Records from a dataset:
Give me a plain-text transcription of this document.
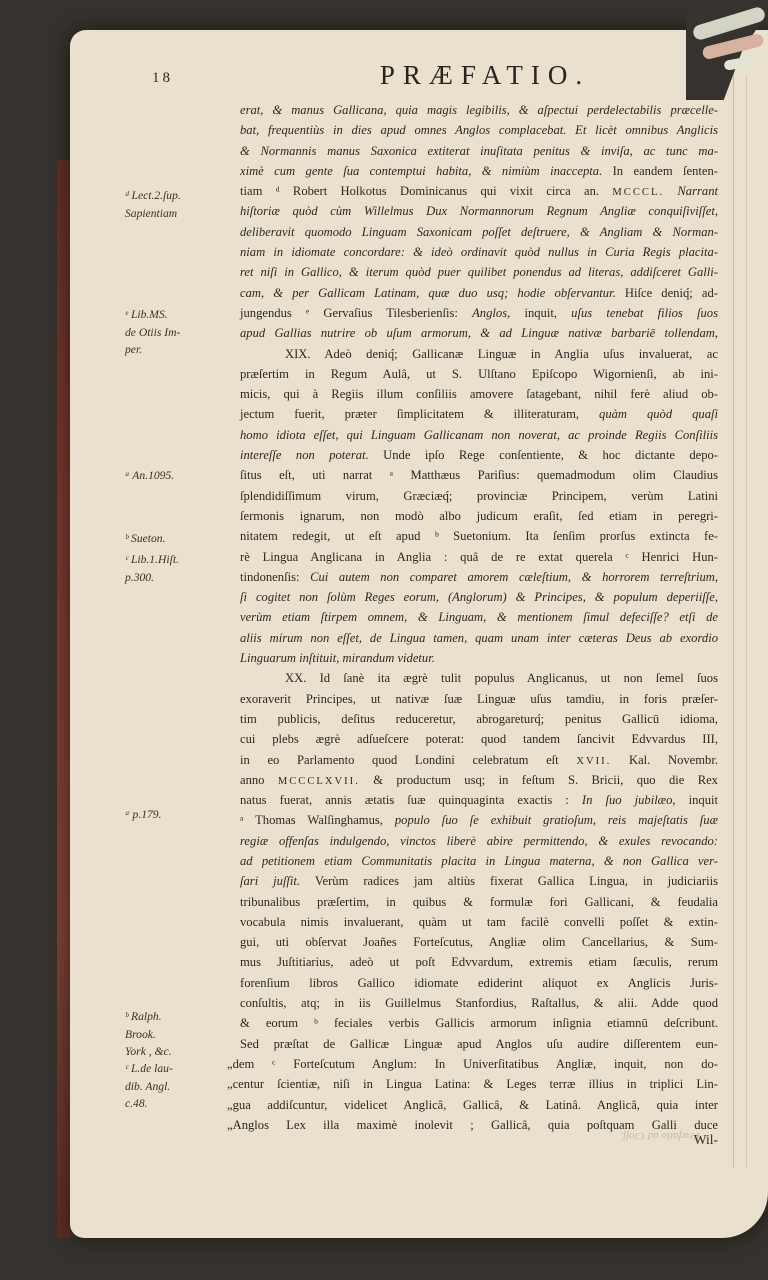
18	PRÆFATIO.
ᵈ Lect.2.ſup.
Sapientiam
ᵉ Lib.MS.
de Otiis Im-
per.
ᵃ An.1095.
ᵇ Sueton.
ᶜ Lib.1.Hiſt.
p.300.
ᵃ p.179.
ᵇ Ralph.
Brook.
York , &c.
ᶜ L.de lau-
dib. Angl.
c.48.
erat, & manus Gallicana, quia magis legibilis, & aſpectui perdelectabilis præcelle-
bat, frequentiùs in dies apud omnes Anglos complacebat. Et licèt omnibus Anglicis
& Normannis manus Saxonica extiterat inuſitata penitus & inviſa, ac tunc ma-
ximè cum gente ſua contemptui habita, & nimiùm inaccepta. In eandem ſenten-
tiam ᵈ Robert Holkotus Dominicanus qui vixit circa an. MCCCL. Narrant
hiſtoriæ quòd cùm Willelmus Dux Normannorum Regnum Angliæ conquiſiviſſet,
deliberavit quomodo Linguam Saxonicam poſſet deſtruere, & Angliam & Norman-
niam in idiomate concordare: & ideò ordinavit quòd nullus in Curia Regis placita-
ret niſi in Gallico, & iterum quòd puer quilibet ponendus ad literas, addiſceret Galli-
cam, & per Gallicam Latinam, quæ duo usq; hodie obſervantur. Hiſce deniq́; ad-
jungendus ᵉ Gervaſius Tilesberienſis: Anglos, inquit, uſus tenebat filios ſuos
apud Gallias nutrire ob uſum armorum, & ad Linguæ nativæ barbariē tollendam,
XIX. Adeò deniq́; Gallicanæ Linguæ in Anglia uſus invaluerat, ac
præſertim in Regum Aulâ, ut S. Ulſtano Epiſcopo Wigornienſi, ab ini-
micis, qui à Regiis illum conſiliis amovere ſatagebant, nihil ferè aliud ob-
jectum fuerit, præter ſimplicitatem & illiteraturam, quàm quòd quaſi
homo idiota eſſet, qui Linguam Gallicanam non noverat, ac proinde Regiis Conſiliis
intereſſe non poterat. Unde ipſo Rege conſentiente, & hoc dictante depo-
ſitus eſt, uti narrat ᵃ Matthæus Pariſius: quemadmodum olim Claudius
ſplendidiſſimum virum, Græciæq́; provinciæ Principem, verùm Latini
ſermonis ignarum, non modò albo judicum eraſit, ſed etiam in peregri-
nitatem redegit, ut eſt apud ᵇ Suetonium. Ita ſenſim prorſus extincta fe-
rè Lingua Anglicana in Anglia : quâ de re extat querela ᶜ Henrici Hun-
tindonenſis: Cui autem non comparet amorem cæleſtium, & horrorem terreſtrium,
ſi cogitet non ſolùm Reges eorum, (Anglorum) & Principes, & populum deperiiſſe,
verùm etiam ſtirpem omnem, & Linguam, & mentionem ſimul defeciſſe? etſi de
aliis mirum non eſſet, de Lingua tamen, quam unam inter cæteras Deus ab exordio
Linguarum inſtituit, mirandum videtur.
XX. Id ſanè ita ægrè tulit populus Anglicanus, ut non ſemel ſuos
exoraverit Principes, ut nativæ ſuæ Linguæ uſus tamdiu, in foris præſer-
tim publicis, deſitus reduceretur, abrogareturq́; penitus Gallicū idioma,
cui plebs ægrè adſueſcere poterat: quod tandem ſancivit Edvvardus III,
in eo Parlamento quod Londini celebratum eſt XVII. Kal. Novembr.
anno MCCCLXVII. & productum usq; in feſtum S. Bricii, quo die Rex
natus fuerat, annis ætatis ſuæ quinquaginta exactis : In ſuo jubilæo, inquit
ᵃ Thomas Walſinghamus, populo ſuo ſe exhibuit gratioſum, reis majeſtatis ſuæ
regiæ offenſas indulgendo, vinctos liberè abire permittendo, & exules revocando:
ad petitionem etiam Communitatis placita in Lingua materna, & non Gallica ver-
ſari juſſit. Verùm radices jam altiùs fixerat Gallica Lingua, in judiciariis
tribunalibus præſertim, in quibus & formulæ fori Gallicani, & feudalia
vocabula nimis invaluerant, quàm ut tam facilè convelli poſſet & extin-
gui, uti obſervat Joañes Forteſcutus, Angliæ olim Cancellarius, & Sum-
mus Juſtitiarius, adeò ut poſt Edvvardum, extremis etiam ſæculis, rerum
forenſium libros Gallico idiomate ediderint aliquot ex Anglicis Juris-
conſultis, atq; in iis Guillelmus Stanfordius, Raſtallus, & alii. Adde quod
& eorum ᵇ feciales verbis Gallicis armorum inſignia etiamnū deſcribunt.
Sed præſtat de Gallicæ Linguæ apud Anglos uſu audire diſſerentem eun-
„dem ᶜ Forteſcutum Anglum: In Univerſitatibus Angliæ, inquit, non do-
„centur ſcientiæ, niſi in Lingua Latina: & Leges terræ illius in triplici Lin-
„gua addiſcuntur, videlicet Anglicâ, Gallicâ, & Latinâ. Anglicâ, quia inter
„Anglos Lex illa maximè inolevit ; Gallicâ, quia poſtquam Galli duce
Wil-
Præfatio ad Cloſſ.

_What you will do_: Reproduce the material word for word, minus the images.

_Reply_:
Give me a plain-text transcription of this document.
18	PRÆFATIO.
ᵈ Lect.2.ſup.
Sapientiam
ᵉ Lib.MS.
de Otiis Im-
per.
ᵃ An.1095.
ᵇ Sueton.
ᶜ Lib.1.Hiſt.
p.300.
ᵃ p.179.
ᵇ Ralph.
Brook.
York , &c.
ᶜ L.de lau-
dib. Angl.
c.48.
erat, & manus Gallicana, quia magis legibilis, & aſpectui perdelectabilis præcelle-
bat, frequentiùs in dies apud omnes Anglos complacebat. Et licèt omnibus Anglicis
& Normannis manus Saxonica extiterat inuſitata penitus & inviſa, ac tunc ma-
ximè cum gente ſua contemptui habita, & nimiùm inaccepta. In eandem ſenten-
tiam ᵈ Robert Holkotus Dominicanus qui vixit circa an. MCCCL. Narrant
hiſtoriæ quòd cùm Willelmus Dux Normannorum Regnum Angliæ conquiſiviſſet,
deliberavit quomodo Linguam Saxonicam poſſet deſtruere, & Angliam & Norman-
niam in idiomate concordare: & ideò ordinavit quòd nullus in Curia Regis placita-
ret niſi in Gallico, & iterum quòd puer quilibet ponendus ad literas, addiſceret Galli-
cam, & per Gallicam Latinam, quæ duo usq; hodie obſervantur. Hiſce deniq́; ad-
jungendus ᵉ Gervaſius Tilesberienſis: Anglos, inquit, uſus tenebat filios ſuos
apud Gallias nutrire ob uſum armorum, & ad Linguæ nativæ barbariē tollendam,
XIX. Adeò deniq́; Gallicanæ Linguæ in Anglia uſus invaluerat, ac
præſertim in Regum Aulâ, ut S. Ulſtano Epiſcopo Wigornienſi, ab ini-
micis, qui à Regiis illum conſiliis amovere ſatagebant, nihil ferè aliud ob-
jectum fuerit, præter ſimplicitatem & illiteraturam, quàm quòd quaſi
homo idiota eſſet, qui Linguam Gallicanam non noverat, ac proinde Regiis Conſiliis
intereſſe non poterat. Unde ipſo Rege conſentiente, & hoc dictante depo-
ſitus eſt, uti narrat ᵃ Matthæus Pariſius: quemadmodum olim Claudius
ſplendidiſſimum virum, Græciæq́; provinciæ Principem, verùm Latini
ſermonis ignarum, non modò albo judicum eraſit, ſed etiam in peregri-
nitatem redegit, ut eſt apud ᵇ Suetonium. Ita ſenſim prorſus extincta fe-
rè Lingua Anglicana in Anglia : quâ de re extat querela ᶜ Henrici Hun-
tindonenſis: Cui autem non comparet amorem cæleſtium, & horrorem terreſtrium,
ſi cogitet non ſolùm Reges eorum, (Anglorum) & Principes, & populum deperiiſſe,
verùm etiam ſtirpem omnem, & Linguam, & mentionem ſimul defeciſſe? etſi de
aliis mirum non eſſet, de Lingua tamen, quam unam inter cæteras Deus ab exordio
Linguarum inſtituit, mirandum videtur.
XX. Id ſanè ita ægrè tulit populus Anglicanus, ut non ſemel ſuos
exoraverit Principes, ut nativæ ſuæ Linguæ uſus tamdiu, in foris præſer-
tim publicis, deſitus reduceretur, abrogareturq́; penitus Gallicū idioma,
cui plebs ægrè adſueſcere poterat: quod tandem ſancivit Edvvardus III,
in eo Parlamento quod Londini celebratum eſt XVII. Kal. Novembr.
anno MCCCLXVII. & productum usq; in feſtum S. Bricii, quo die Rex
natus fuerat, annis ætatis ſuæ quinquaginta exactis : In ſuo jubilæo, inquit
ᵃ Thomas Walſinghamus, populo ſuo ſe exhibuit gratioſum, reis majeſtatis ſuæ
regiæ offenſas indulgendo, vinctos liberè abire permittendo, & exules revocando:
ad petitionem etiam Communitatis placita in Lingua materna, & non Gallica ver-
ſari juſſit. Verùm radices jam altiùs fixerat Gallica Lingua, in judiciariis
tribunalibus præſertim, in quibus & formulæ fori Gallicani, & feudalia
vocabula nimis invaluerant, quàm ut tam facilè convelli poſſet & extin-
gui, uti obſervat Joañes Forteſcutus, Angliæ olim Cancellarius, & Sum-
mus Juſtitiarius, adeò ut poſt Edvvardum, extremis etiam ſæculis, rerum
forenſium libros Gallico idiomate ediderint aliquot ex Anglicis Juris-
conſultis, atq; in iis Guillelmus Stanfordius, Raſtallus, & alii. Adde quod
& eorum ᵇ feciales verbis Gallicis armorum inſignia etiamnū deſcribunt.
Sed præſtat de Gallicæ Linguæ apud Anglos uſu audire diſſerentem eun-
„dem ᶜ Forteſcutum Anglum: In Univerſitatibus Angliæ, inquit, non do-
„centur ſcientiæ, niſi in Lingua Latina: & Leges terræ illius in triplici Lin-
„gua addiſcuntur, videlicet Anglicâ, Gallicâ, & Latinâ. Anglicâ, quia inter
„Anglos Lex illa maximè inolevit ; Gallicâ, quia poſtquam Galli duce
Wil-
Præfatio ad Cloſſ.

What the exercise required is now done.